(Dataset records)
—————

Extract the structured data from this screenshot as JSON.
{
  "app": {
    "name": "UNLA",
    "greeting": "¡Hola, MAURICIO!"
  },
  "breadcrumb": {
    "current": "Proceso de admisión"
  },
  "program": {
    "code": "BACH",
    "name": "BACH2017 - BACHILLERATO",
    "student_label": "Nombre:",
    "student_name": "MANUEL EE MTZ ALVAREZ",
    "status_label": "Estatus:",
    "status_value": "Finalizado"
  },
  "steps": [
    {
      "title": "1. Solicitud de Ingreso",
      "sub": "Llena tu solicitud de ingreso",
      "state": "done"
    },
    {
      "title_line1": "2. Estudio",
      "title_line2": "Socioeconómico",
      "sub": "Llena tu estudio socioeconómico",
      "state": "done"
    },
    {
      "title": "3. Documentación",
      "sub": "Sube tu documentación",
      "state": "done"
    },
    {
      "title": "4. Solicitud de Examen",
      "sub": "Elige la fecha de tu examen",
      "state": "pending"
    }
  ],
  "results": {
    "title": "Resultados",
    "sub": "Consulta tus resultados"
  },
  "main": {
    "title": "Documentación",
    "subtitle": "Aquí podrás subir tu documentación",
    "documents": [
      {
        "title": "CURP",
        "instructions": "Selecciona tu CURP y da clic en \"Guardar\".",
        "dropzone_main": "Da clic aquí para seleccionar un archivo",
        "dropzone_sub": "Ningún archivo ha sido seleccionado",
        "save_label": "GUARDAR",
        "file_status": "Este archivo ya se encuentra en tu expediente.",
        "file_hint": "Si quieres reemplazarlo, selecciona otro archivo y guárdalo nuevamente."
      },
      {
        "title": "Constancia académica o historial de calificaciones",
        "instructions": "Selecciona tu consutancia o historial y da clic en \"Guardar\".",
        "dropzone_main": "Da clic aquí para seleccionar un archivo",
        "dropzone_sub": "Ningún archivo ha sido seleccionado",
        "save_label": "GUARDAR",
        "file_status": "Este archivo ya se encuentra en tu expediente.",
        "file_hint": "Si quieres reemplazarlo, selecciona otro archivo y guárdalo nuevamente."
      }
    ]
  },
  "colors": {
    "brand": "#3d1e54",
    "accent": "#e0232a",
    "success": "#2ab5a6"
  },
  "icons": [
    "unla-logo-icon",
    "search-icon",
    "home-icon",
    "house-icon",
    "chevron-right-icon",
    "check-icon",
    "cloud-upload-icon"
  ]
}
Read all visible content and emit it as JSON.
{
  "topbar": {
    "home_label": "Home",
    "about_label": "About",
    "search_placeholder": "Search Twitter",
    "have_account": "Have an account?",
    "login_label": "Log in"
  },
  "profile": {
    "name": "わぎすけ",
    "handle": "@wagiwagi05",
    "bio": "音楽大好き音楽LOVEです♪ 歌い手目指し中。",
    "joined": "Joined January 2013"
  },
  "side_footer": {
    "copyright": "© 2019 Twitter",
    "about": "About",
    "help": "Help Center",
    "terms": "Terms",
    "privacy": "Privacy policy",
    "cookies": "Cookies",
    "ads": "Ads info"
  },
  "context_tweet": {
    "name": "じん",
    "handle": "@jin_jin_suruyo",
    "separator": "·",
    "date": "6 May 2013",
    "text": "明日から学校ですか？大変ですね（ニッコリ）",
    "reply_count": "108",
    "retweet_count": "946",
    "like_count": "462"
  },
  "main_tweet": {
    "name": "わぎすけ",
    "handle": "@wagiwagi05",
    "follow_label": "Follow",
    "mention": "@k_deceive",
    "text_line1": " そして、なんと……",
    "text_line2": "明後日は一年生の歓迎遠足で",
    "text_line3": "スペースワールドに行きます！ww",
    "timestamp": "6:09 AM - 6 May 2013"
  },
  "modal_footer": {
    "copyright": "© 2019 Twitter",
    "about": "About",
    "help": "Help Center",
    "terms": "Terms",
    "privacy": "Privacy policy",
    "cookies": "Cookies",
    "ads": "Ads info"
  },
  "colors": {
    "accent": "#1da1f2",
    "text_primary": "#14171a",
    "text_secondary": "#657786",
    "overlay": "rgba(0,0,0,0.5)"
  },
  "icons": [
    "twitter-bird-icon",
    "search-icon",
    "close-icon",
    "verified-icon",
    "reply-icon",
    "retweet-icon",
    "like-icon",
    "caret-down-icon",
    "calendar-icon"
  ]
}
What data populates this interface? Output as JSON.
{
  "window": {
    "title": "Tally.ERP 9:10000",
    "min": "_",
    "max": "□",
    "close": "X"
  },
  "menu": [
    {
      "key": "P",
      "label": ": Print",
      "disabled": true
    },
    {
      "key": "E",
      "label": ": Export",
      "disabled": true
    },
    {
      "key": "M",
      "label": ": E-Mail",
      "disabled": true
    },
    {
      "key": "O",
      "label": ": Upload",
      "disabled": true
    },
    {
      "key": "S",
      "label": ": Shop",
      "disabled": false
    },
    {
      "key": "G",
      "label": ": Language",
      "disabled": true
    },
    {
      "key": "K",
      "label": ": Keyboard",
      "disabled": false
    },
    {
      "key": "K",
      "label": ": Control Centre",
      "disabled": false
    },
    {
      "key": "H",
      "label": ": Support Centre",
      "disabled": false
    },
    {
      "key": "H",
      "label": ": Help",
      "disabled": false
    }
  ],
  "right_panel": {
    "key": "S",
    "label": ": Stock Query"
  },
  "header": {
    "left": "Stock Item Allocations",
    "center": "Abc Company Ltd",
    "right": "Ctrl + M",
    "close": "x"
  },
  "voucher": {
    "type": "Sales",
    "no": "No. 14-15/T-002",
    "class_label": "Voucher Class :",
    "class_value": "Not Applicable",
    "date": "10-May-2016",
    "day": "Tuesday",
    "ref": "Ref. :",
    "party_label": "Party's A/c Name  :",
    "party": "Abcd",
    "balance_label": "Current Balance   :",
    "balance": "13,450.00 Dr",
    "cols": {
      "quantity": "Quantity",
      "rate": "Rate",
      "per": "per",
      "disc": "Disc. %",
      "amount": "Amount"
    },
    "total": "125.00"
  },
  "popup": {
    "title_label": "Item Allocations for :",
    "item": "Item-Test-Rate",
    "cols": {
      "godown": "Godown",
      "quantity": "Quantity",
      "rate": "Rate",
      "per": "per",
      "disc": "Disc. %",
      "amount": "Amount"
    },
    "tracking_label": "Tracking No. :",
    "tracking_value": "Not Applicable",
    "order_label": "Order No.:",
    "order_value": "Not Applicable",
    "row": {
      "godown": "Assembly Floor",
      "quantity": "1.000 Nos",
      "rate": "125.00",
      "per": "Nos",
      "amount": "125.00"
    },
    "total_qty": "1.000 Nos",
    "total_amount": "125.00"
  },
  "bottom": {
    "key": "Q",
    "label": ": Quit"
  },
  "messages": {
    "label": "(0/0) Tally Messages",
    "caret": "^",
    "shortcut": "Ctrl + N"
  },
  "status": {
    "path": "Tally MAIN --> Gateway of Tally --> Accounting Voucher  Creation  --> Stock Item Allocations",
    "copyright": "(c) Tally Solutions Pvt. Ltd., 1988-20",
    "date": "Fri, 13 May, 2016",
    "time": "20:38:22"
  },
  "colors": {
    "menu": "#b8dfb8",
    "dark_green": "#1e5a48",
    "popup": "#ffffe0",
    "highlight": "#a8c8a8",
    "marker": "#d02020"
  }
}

—————

--- Given task ---
Retype the records that precede this task, keeping them exactly the same.

--- Correct result ---
Extract the structured data from this screenshot as JSON.
{
  "app": {
    "name": "UNLA",
    "greeting": "¡Hola, MAURICIO!"
  },
  "breadcrumb": {
    "current": "Proceso de admisión"
  },
  "program": {
    "code": "BACH",
    "name": "BACH2017 - BACHILLERATO",
    "student_label": "Nombre:",
    "student_name": "MANUEL EE MTZ ALVAREZ",
    "status_label": "Estatus:",
    "status_value": "Finalizado"
  },
  "steps": [
    {
      "title": "1. Solicitud de Ingreso",
      "sub": "Llena tu solicitud de ingreso",
      "state": "done"
    },
    {
      "title_line1": "2. Estudio",
      "title_line2": "Socioeconómico",
      "sub": "Llena tu estudio socioeconómico",
      "state": "done"
    },
    {
      "title": "3. Documentación",
      "sub": "Sube tu documentación",
      "state": "done"
    },
    {
      "title": "4. Solicitud de Examen",
      "sub": "Elige la fecha de tu examen",
      "state": "pending"
    }
  ],
  "results": {
    "title": "Resultados",
    "sub": "Consulta tus resultados"
  },
  "main": {
    "title": "Documentación",
    "subtitle": "Aquí podrás subir tu documentación",
    "documents": [
      {
        "title": "CURP",
        "instructions": "Selecciona tu CURP y da clic en \"Guardar\".",
        "dropzone_main": "Da clic aquí para seleccionar un archivo",
        "dropzone_sub": "Ningún archivo ha sido seleccionado",
        "save_label": "GUARDAR",
        "file_status": "Este archivo ya se encuentra en tu expediente.",
        "file_hint": "Si quieres reemplazarlo, selecciona otro archivo y guárdalo nuevamente."
      },
      {
        "title": "Constancia académica o historial de calificaciones",
        "instructions": "Selecciona tu consutancia o historial y da clic en \"Guardar\".",
        "dropzone_main": "Da clic aquí para seleccionar un archivo",
        "dropzone_sub": "Ningún archivo ha sido seleccionado",
        "save_label": "GUARDAR",
        "file_status": "Este archivo ya se encuentra en tu expediente.",
        "file_hint": "Si quieres reemplazarlo, selecciona otro archivo y guárdalo nuevamente."
      }
    ]
  },
  "colors": {
    "brand": "#3d1e54",
    "accent": "#e0232a",
    "success": "#2ab5a6"
  },
  "icons": [
    "unla-logo-icon",
    "search-icon",
    "home-icon",
    "house-icon",
    "chevron-right-icon",
    "check-icon",
    "cloud-upload-icon"
  ]
}
Read all visible content and emit it as JSON.
{
  "topbar": {
    "home_label": "Home",
    "about_label": "About",
    "search_placeholder": "Search Twitter",
    "have_account": "Have an account?",
    "login_label": "Log in"
  },
  "profile": {
    "name": "わぎすけ",
    "handle": "@wagiwagi05",
    "bio": "音楽大好き音楽LOVEです♪ 歌い手目指し中。",
    "joined": "Joined January 2013"
  },
  "side_footer": {
    "copyright": "© 2019 Twitter",
    "about": "About",
    "help": "Help Center",
    "terms": "Terms",
    "privacy": "Privacy policy",
    "cookies": "Cookies",
    "ads": "Ads info"
  },
  "context_tweet": {
    "name": "じん",
    "handle": "@jin_jin_suruyo",
    "separator": "·",
    "date": "6 May 2013",
    "text": "明日から学校ですか？大変ですね（ニッコリ）",
    "reply_count": "108",
    "retweet_count": "946",
    "like_count": "462"
  },
  "main_tweet": {
    "name": "わぎすけ",
    "handle": "@wagiwagi05",
    "follow_label": "Follow",
    "mention": "@k_deceive",
    "text_line1": " そして、なんと……",
    "text_line2": "明後日は一年生の歓迎遠足で",
    "text_line3": "スペースワールドに行きます！ww",
    "timestamp": "6:09 AM - 6 May 2013"
  },
  "modal_footer": {
    "copyright": "© 2019 Twitter",
    "about": "About",
    "help": "Help Center",
    "terms": "Terms",
    "privacy": "Privacy policy",
    "cookies": "Cookies",
    "ads": "Ads info"
  },
  "colors": {
    "accent": "#1da1f2",
    "text_primary": "#14171a",
    "text_secondary": "#657786",
    "overlay": "rgba(0,0,0,0.5)"
  },
  "icons": [
    "twitter-bird-icon",
    "search-icon",
    "close-icon",
    "verified-icon",
    "reply-icon",
    "retweet-icon",
    "like-icon",
    "caret-down-icon",
    "calendar-icon"
  ]
}
What data populates this interface? Output as JSON.
{
  "window": {
    "title": "Tally.ERP 9:10000",
    "min": "_",
    "max": "□",
    "close": "X"
  },
  "menu": [
    {
      "key": "P",
      "label": ": Print",
      "disabled": true
    },
    {
      "key": "E",
      "label": ": Export",
      "disabled": true
    },
    {
      "key": "M",
      "label": ": E-Mail",
      "disabled": true
    },
    {
      "key": "O",
      "label": ": Upload",
      "disabled": true
    },
    {
      "key": "S",
      "label": ": Shop",
      "disabled": false
    },
    {
      "key": "G",
      "label": ": Language",
      "disabled": true
    },
    {
      "key": "K",
      "label": ": Keyboard",
      "disabled": false
    },
    {
      "key": "K",
      "label": ": Control Centre",
      "disabled": false
    },
    {
      "key": "H",
      "label": ": Support Centre",
      "disabled": false
    },
    {
      "key": "H",
      "label": ": Help",
      "disabled": false
    }
  ],
  "right_panel": {
    "key": "S",
    "label": ": Stock Query"
  },
  "header": {
    "left": "Stock Item Allocations",
    "center": "Abc Company Ltd",
    "right": "Ctrl + M",
    "close": "x"
  },
  "voucher": {
    "type": "Sales",
    "no": "No. 14-15/T-002",
    "class_label": "Voucher Class :",
    "class_value": "Not Applicable",
    "date": "10-May-2016",
    "day": "Tuesday",
    "ref": "Ref. :",
    "party_label": "Party's A/c Name  :",
    "party": "Abcd",
    "balance_label": "Current Balance   :",
    "balance": "13,450.00 Dr",
    "cols": {
      "quantity": "Quantity",
      "rate": "Rate",
      "per": "per",
      "disc": "Disc. %",
      "amount": "Amount"
    },
    "total": "125.00"
  },
  "popup": {
    "title_label": "Item Allocations for :",
    "item": "Item-Test-Rate",
    "cols": {
      "godown": "Godown",
      "quantity": "Quantity",
      "rate": "Rate",
      "per": "per",
      "disc": "Disc. %",
      "amount": "Amount"
    },
    "tracking_label": "Tracking No. :",
    "tracking_value": "Not Applicable",
    "order_label": "Order No.:",
    "order_value": "Not Applicable",
    "row": {
      "godown": "Assembly Floor",
      "quantity": "1.000 Nos",
      "rate": "125.00",
      "per": "Nos",
      "amount": "125.00"
    },
    "total_qty": "1.000 Nos",
    "total_amount": "125.00"
  },
  "bottom": {
    "key": "Q",
    "label": ": Quit"
  },
  "messages": {
    "label": "(0/0) Tally Messages",
    "caret": "^",
    "shortcut": "Ctrl + N"
  },
  "status": {
    "path": "Tally MAIN --> Gateway of Tally --> Accounting Voucher  Creation  --> Stock Item Allocations",
    "copyright": "(c) Tally Solutions Pvt. Ltd., 1988-20",
    "date": "Fri, 13 May, 2016",
    "time": "20:38:22"
  },
  "colors": {
    "menu": "#b8dfb8",
    "dark_green": "#1e5a48",
    "popup": "#ffffe0",
    "highlight": "#a8c8a8",
    "marker": "#d02020"
  }
}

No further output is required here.